Yapılacak Görevler -
**a)** Metne göre erken seçim için artık hangi ay konuşuluyor?
**b)** Metinde "Milliyetçiler 'altın vuruş'u" ifadesinden "bu planı doğruluyor..." ifadesine kadar olan kısmı, "İktidar" yerine "Hükümet" koyarak yeniden yazın.

Metin Parçası -

- - -

Milliyetçiler 'altın vuruş'u durdurabilecek mi?
Fırsat bu fırsat... Muhalefeti bu şekilde yakalamışken şartları olgunlaştırıp baskın seçime gitmek... İktidar çevresinde bu plan şimdilik işliyor... Davutoğlu'nun başına gelenler ve geleceği belli olanlar bu planı doğruluyor...
MHP yönetimi tüm seçimlerin 'garantili mağlubu'!.. Üstelik bu defa daha trajik bir sonuca doğru geriliyor... CHP ne yaparsa yapsın veya ne yapmazsa yapmasın aynı oy oranında geziyor... HDP ise yüksek ihtimal baraj altı...
Bu fotoğraf ve aktörler değişmeden gidilecek bir seçim AKP'yi ve Erdoğan'ı tarihinin en güçlü konumuna yükseltebilir... AKP istediği gibi anayasa yapma ve başkanlık sistemine geçme gücünü toplayabilir... Şimdi saatler erken seçime kuruldu ve artık Ağustos ayı konuşuluyor...
Bu hesabı yapanların CHP'den hiç korkusu yok... Çünkü mevcut CHP'nin etkisi ve büyüme potansiyeli son derece sınırlı... Denklemi değiştirme ihtimali olan tek parti var, o da MHP... O yüzden MHP'deki statükonun aynen kalması gerekiyor... Aksi hâlde büyük risk var...
İktidar çevrelerinde ve havuz medyasında MHP'de değişim isteyenlere karşı gittikçe dozajı artan haşin ve müfteri tavır bu endişeden besleniyor... Daha düne kadar 'metres'ten tutun, 'salyalı'ya kadar vardırılan ağır hakaretler, yerini 'büyük devlet adamlığı'na bırakmış durumda... Dolayısıyla iftiraların ve hakaretlerin adres değiştirip, değişim isteyen muhalefete yönelmesi sürpriz olmadı...

- - -

Verilen Bilgiler -
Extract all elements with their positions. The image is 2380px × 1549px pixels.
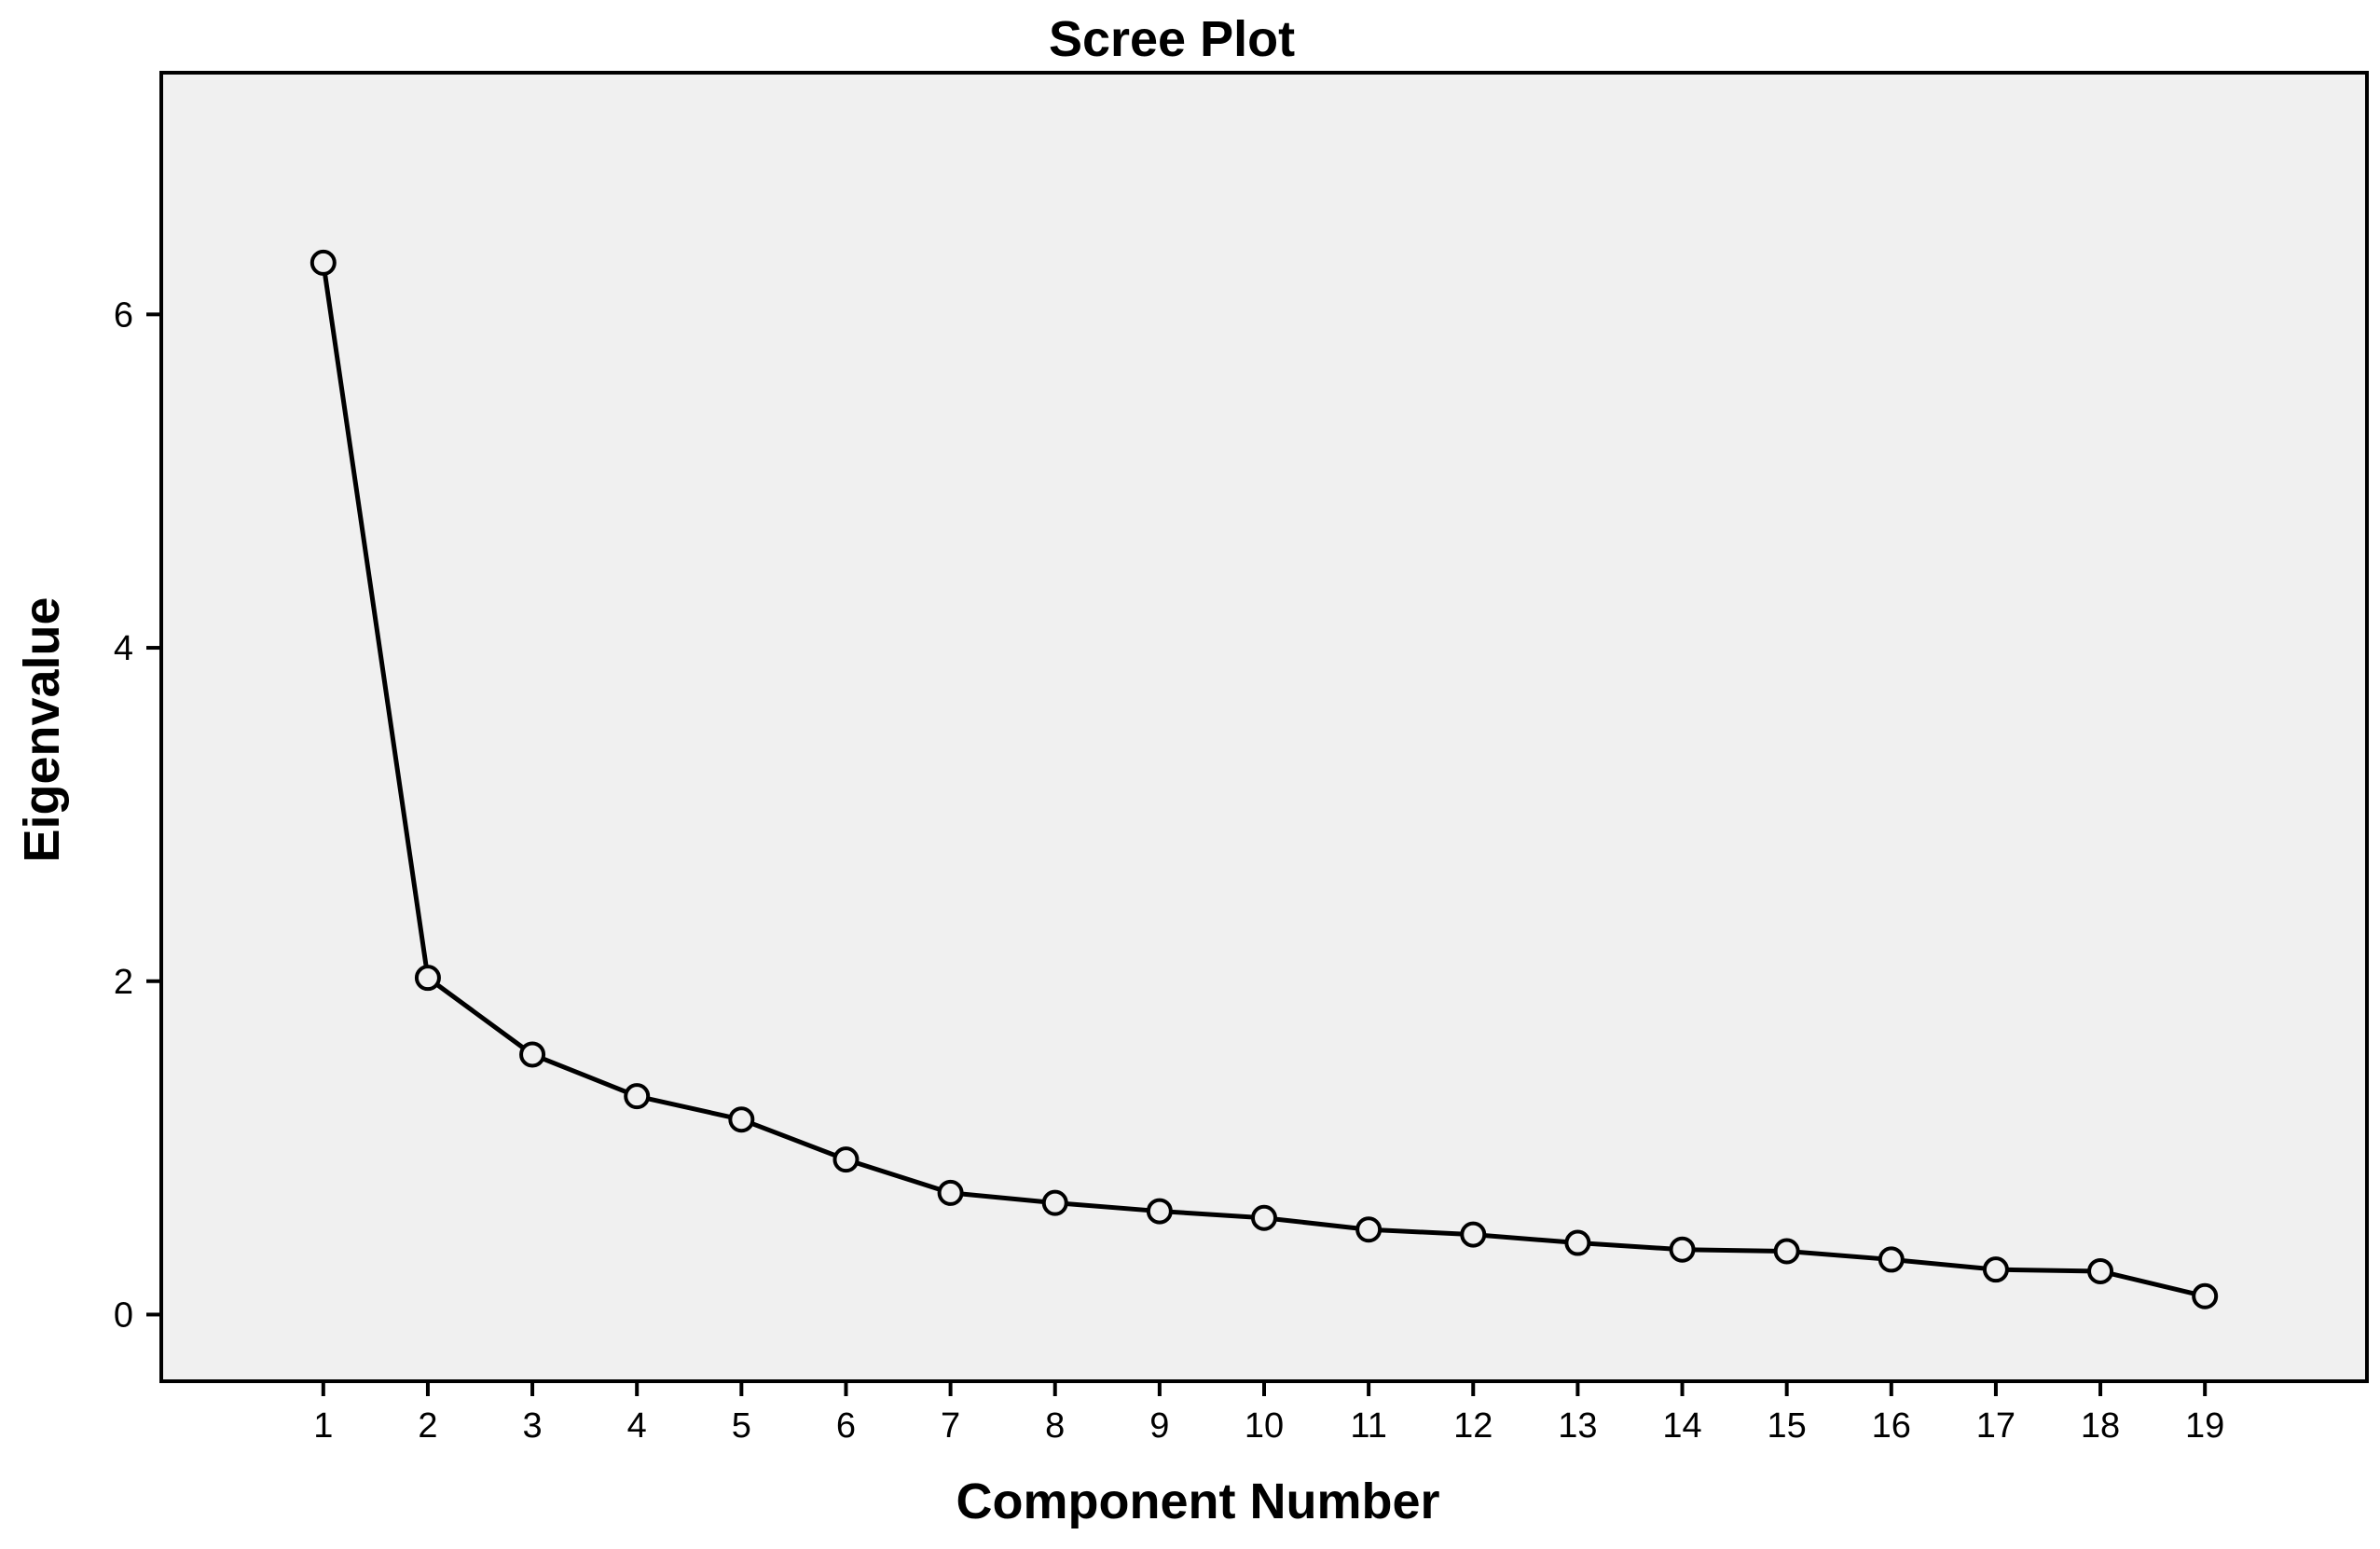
data-point (2087, 1257, 2114, 1284)
y-tick-label: 6 (114, 295, 133, 335)
x-tick-label: 3 (523, 1406, 543, 1446)
data-point (310, 249, 337, 276)
x-tick-label: 8 (1045, 1406, 1065, 1446)
y-tick-label: 2 (114, 963, 133, 1002)
data-point (1146, 1198, 1173, 1225)
y-axis-ticks: 0 2 4 6 (114, 295, 161, 1335)
x-axis-title: Component Number (956, 1474, 1440, 1529)
x-tick-label: 1 (313, 1406, 333, 1446)
data-point (728, 1106, 755, 1133)
x-tick-label: 6 (836, 1406, 856, 1446)
data-point (2192, 1282, 2219, 1309)
x-tick-label: 13 (1558, 1406, 1597, 1446)
x-tick-label: 16 (1872, 1406, 1911, 1446)
x-tick-label: 5 (732, 1406, 751, 1446)
data-point (937, 1179, 964, 1206)
data-point (1460, 1221, 1487, 1248)
y-tick-label: 4 (114, 629, 133, 668)
x-axis-ticks: 1 2 3 4 5 6 7 8 9 10 11 12 13 14 15 16 17 18 19 (313, 1381, 2224, 1446)
x-tick-label: 17 (1976, 1406, 2015, 1446)
data-point (1041, 1189, 1068, 1216)
data-point (832, 1146, 860, 1173)
x-tick-label: 10 (1245, 1406, 1284, 1446)
data-point (1251, 1204, 1277, 1231)
y-tick-label: 0 (114, 1295, 133, 1335)
data-point (1878, 1246, 1905, 1273)
data-point (1773, 1238, 1800, 1265)
x-tick-label: 4 (627, 1406, 647, 1446)
x-tick-label: 2 (418, 1406, 437, 1446)
data-point (1669, 1236, 1696, 1263)
x-tick-label: 15 (1768, 1406, 1807, 1446)
eigenvalue-series (310, 249, 2219, 1309)
x-tick-label: 9 (1149, 1406, 1169, 1446)
data-point (414, 965, 441, 992)
data-point (1355, 1216, 1383, 1243)
y-axis-title: Eigenvalue (14, 596, 70, 862)
x-tick-label: 14 (1662, 1406, 1701, 1446)
plot-area (159, 71, 2369, 1383)
x-tick-label: 12 (1453, 1406, 1493, 1446)
x-tick-label: 18 (2081, 1406, 2120, 1446)
data-point (1564, 1229, 1591, 1256)
x-tick-label: 11 (1350, 1406, 1386, 1446)
data-point (519, 1041, 546, 1068)
data-point (1982, 1256, 2009, 1283)
x-tick-label: 19 (2185, 1406, 2224, 1446)
x-tick-label: 7 (941, 1406, 960, 1446)
data-point (624, 1083, 651, 1110)
chart-title: Scree Plot (1049, 11, 1295, 67)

- - -

Sırasıyla Çıktılar -
**a)** Ağustos ayı.

**b)**
Milliyetçiler 'altın vuruş'u durdurabilecek mi?
Fırsat bu fırsat... Muhalefeti bu şekilde yakalamışken şartları olgunlaştırıp baskın seçime gitmek... Hükümet çevresinde bu plan şimdilik işliyor... Davutoğlu'nun başına gelenler ve geleceği belli olanlar bu planı doğruluyor...